(MATERIAL)
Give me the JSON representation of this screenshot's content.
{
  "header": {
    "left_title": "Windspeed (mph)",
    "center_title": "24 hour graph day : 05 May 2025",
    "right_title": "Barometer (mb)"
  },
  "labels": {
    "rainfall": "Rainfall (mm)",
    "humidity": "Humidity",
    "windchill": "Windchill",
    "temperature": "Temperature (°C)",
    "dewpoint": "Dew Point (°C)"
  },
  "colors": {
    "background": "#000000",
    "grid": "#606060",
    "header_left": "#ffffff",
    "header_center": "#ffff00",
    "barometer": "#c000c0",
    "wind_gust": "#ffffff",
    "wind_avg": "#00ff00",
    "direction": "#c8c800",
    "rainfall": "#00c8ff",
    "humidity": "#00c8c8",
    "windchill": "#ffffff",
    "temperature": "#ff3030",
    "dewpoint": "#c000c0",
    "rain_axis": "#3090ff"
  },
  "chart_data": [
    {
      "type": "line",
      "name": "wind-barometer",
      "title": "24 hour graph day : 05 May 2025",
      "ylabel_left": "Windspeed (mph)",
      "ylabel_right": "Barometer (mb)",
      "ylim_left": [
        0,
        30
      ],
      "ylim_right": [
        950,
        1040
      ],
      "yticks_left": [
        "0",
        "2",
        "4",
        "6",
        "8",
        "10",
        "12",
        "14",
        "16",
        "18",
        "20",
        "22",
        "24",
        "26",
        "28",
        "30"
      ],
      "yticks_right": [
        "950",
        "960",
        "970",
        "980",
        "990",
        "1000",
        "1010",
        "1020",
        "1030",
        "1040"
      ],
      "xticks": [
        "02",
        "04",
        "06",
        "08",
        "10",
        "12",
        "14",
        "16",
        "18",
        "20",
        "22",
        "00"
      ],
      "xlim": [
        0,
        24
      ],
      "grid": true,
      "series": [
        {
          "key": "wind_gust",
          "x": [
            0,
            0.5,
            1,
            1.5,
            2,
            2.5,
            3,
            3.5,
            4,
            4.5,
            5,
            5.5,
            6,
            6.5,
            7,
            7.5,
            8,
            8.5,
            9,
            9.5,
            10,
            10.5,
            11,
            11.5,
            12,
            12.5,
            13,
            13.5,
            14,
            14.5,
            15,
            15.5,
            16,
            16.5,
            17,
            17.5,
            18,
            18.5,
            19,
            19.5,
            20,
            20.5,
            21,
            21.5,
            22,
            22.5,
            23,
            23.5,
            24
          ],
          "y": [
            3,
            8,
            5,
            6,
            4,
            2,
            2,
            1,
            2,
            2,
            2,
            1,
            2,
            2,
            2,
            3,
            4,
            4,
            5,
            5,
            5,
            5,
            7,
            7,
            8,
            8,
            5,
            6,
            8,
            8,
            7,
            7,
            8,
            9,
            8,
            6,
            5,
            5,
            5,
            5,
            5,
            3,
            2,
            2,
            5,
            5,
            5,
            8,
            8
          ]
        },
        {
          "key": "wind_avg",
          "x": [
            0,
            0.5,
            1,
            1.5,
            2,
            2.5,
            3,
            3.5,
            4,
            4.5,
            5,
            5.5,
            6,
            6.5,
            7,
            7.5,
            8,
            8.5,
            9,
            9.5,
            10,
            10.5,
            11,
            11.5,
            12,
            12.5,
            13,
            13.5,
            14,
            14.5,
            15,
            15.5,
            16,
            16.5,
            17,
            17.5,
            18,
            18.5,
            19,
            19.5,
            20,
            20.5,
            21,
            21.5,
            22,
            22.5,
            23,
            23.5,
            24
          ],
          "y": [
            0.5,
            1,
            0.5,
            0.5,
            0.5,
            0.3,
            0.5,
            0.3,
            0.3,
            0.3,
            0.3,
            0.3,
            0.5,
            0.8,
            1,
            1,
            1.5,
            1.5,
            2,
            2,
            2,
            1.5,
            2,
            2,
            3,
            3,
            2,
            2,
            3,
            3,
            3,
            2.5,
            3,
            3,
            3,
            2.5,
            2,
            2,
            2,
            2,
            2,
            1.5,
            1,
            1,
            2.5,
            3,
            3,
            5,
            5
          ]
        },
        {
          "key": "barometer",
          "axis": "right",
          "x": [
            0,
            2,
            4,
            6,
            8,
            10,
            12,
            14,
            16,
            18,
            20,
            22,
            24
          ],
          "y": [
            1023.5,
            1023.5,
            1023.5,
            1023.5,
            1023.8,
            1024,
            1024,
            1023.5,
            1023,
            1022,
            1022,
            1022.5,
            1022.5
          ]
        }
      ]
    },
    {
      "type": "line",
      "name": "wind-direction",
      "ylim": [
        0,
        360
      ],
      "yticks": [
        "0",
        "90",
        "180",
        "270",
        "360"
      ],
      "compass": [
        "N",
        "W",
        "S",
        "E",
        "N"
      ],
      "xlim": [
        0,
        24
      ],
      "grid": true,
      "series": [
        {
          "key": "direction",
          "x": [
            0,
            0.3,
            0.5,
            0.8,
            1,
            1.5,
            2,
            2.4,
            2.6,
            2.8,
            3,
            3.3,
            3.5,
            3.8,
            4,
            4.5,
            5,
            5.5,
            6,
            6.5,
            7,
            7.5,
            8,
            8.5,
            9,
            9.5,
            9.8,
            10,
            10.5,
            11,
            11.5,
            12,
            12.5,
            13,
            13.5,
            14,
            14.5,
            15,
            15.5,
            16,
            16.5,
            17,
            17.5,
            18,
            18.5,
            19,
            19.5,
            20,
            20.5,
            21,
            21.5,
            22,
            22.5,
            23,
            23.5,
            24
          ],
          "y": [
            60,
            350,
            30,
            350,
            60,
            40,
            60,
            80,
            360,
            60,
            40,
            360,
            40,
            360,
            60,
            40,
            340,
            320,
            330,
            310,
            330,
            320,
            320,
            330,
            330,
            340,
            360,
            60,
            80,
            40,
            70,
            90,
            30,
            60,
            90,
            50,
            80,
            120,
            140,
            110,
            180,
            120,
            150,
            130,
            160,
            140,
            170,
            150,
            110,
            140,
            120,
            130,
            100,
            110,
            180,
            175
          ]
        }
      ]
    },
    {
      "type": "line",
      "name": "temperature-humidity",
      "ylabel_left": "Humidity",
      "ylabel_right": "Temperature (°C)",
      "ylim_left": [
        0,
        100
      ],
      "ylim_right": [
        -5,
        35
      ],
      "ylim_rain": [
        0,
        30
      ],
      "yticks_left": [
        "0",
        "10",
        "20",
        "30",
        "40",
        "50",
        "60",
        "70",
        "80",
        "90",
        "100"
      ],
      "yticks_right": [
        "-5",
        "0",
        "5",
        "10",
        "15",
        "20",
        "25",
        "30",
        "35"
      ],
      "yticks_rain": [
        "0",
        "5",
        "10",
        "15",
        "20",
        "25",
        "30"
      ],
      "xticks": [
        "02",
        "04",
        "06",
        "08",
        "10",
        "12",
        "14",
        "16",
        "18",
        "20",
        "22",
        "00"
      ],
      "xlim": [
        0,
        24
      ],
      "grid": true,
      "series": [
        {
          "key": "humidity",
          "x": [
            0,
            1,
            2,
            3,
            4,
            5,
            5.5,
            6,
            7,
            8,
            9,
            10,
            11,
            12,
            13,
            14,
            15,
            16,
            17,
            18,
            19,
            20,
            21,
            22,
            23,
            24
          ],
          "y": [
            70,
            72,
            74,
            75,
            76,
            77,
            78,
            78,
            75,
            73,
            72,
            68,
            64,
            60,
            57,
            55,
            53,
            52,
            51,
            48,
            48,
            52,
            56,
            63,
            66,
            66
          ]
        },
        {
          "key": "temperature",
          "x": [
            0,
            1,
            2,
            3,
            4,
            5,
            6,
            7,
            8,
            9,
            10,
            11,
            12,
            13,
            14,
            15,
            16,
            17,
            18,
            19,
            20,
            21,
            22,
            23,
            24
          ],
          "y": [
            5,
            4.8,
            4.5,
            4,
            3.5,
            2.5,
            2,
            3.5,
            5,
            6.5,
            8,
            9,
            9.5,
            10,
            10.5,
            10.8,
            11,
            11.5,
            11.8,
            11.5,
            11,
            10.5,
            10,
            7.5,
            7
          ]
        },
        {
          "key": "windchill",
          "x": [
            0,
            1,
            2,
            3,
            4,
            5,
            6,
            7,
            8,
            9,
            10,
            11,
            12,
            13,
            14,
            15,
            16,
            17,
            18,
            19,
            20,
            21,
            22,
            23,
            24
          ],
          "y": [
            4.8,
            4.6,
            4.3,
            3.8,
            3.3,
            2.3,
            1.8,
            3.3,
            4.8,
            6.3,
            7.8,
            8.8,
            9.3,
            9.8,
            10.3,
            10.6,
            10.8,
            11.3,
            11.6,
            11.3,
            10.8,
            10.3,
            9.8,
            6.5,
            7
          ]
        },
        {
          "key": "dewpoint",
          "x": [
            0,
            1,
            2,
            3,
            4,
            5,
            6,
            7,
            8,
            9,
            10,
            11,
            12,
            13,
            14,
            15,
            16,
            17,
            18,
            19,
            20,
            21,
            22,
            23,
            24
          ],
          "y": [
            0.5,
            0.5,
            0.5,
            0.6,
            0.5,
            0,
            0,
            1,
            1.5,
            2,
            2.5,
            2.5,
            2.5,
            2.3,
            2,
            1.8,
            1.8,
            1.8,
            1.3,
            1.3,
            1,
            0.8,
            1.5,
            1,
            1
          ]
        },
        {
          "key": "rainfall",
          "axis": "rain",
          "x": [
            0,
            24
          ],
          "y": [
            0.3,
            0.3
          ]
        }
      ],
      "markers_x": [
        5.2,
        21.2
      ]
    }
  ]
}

(BRIEF) Look through the listing and extract every line with "windchill" in it.

(OUTPUT OF THE EXERCISE)
    "windchill": "Windchill",
    "windchill": "#ffffff",
          "key": "windchill",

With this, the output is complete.